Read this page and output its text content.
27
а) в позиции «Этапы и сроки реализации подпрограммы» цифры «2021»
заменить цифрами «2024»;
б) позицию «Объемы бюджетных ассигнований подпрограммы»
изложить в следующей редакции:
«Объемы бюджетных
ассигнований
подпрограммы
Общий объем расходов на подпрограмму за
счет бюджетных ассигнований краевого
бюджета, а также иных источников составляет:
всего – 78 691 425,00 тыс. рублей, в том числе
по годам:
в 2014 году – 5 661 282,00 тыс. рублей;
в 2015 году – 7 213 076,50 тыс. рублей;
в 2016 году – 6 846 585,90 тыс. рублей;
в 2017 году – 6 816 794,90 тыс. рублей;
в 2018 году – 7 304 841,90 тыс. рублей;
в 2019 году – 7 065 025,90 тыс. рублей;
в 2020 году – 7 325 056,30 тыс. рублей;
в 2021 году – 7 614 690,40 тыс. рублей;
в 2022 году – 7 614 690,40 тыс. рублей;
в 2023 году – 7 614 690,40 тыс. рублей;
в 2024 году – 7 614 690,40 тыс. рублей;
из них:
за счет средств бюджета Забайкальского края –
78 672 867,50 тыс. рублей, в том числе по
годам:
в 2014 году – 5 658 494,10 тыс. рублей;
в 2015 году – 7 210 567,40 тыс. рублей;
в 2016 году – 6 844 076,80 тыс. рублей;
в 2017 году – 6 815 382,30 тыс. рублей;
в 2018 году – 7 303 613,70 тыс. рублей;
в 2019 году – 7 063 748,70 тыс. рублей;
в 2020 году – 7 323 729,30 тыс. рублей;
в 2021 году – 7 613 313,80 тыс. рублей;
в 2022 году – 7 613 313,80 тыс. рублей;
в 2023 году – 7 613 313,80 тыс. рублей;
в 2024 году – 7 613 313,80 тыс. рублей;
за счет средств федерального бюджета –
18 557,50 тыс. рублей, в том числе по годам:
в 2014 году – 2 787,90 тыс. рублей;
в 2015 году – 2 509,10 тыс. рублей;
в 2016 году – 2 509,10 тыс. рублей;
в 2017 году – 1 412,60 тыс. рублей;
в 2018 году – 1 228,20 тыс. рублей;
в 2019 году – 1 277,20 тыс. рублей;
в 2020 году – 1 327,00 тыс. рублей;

> _Exercise task_:
Search the data above for the string "счет" and copy each line that has it.

> _Exercise answer_:
счет бюджетных ассигнований краевого
за счет средств бюджета Забайкальского края –
за счет средств федерального бюджета –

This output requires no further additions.